Raw records —
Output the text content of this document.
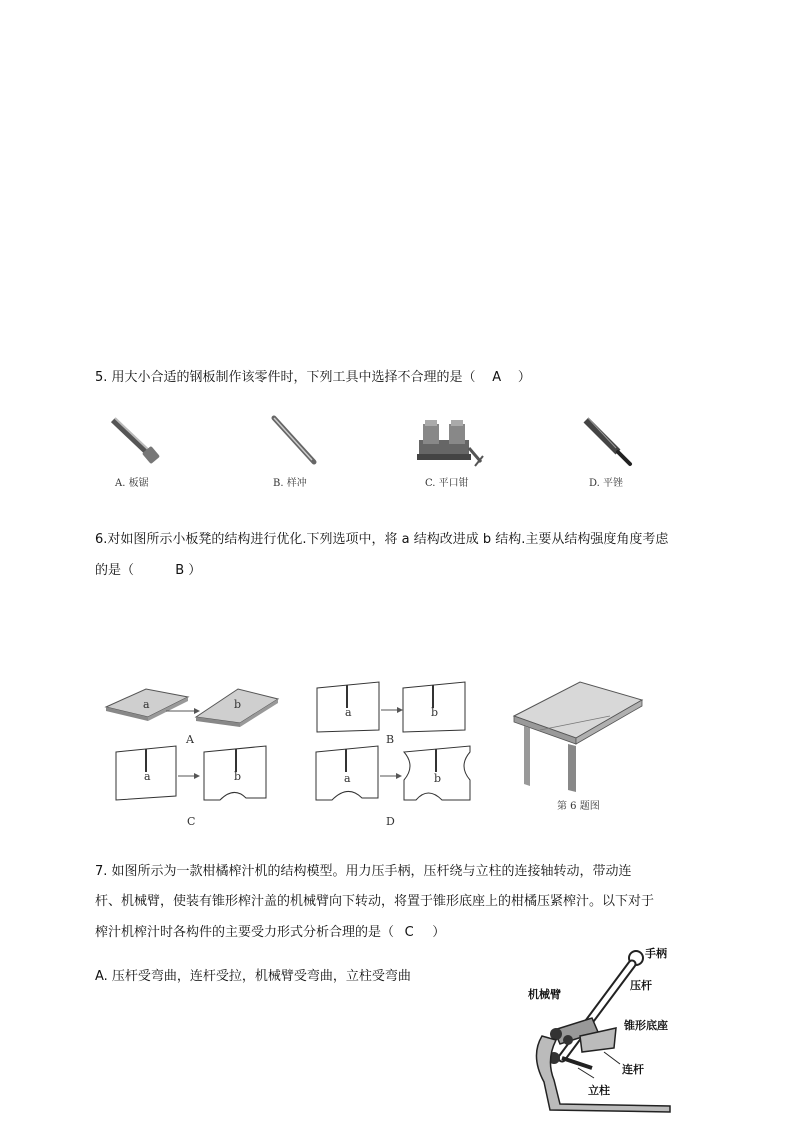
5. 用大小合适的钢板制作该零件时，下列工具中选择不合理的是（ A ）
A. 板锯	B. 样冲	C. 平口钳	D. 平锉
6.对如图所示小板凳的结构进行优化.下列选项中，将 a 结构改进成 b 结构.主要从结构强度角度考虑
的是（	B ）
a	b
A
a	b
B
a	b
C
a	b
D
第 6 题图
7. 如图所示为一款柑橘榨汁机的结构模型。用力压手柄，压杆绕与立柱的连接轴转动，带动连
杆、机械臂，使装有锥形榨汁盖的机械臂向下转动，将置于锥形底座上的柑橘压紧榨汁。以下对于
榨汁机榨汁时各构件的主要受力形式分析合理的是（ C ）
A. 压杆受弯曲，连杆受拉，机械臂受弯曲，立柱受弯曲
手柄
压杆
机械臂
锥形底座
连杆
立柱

What you should do —
All of the entries above should be copied exactly, except for the pictures.

Right answer —
Output the text content of this document.
5. 用大小合适的钢板制作该零件时，下列工具中选择不合理的是（ A ）
A. 板锯	B. 样冲	C. 平口钳	D. 平锉
6.对如图所示小板凳的结构进行优化.下列选项中，将 a 结构改进成 b 结构.主要从结构强度角度考虑
的是（	B ）
a	b
A
a	b
B
a	b
C
a	b
D
第 6 题图
7. 如图所示为一款柑橘榨汁机的结构模型。用力压手柄，压杆绕与立柱的连接轴转动，带动连
杆、机械臂，使装有锥形榨汁盖的机械臂向下转动，将置于锥形底座上的柑橘压紧榨汁。以下对于
榨汁机榨汁时各构件的主要受力形式分析合理的是（ C ）
A. 压杆受弯曲，连杆受拉，机械臂受弯曲，立柱受弯曲
手柄
压杆
机械臂
锥形底座
连杆
立柱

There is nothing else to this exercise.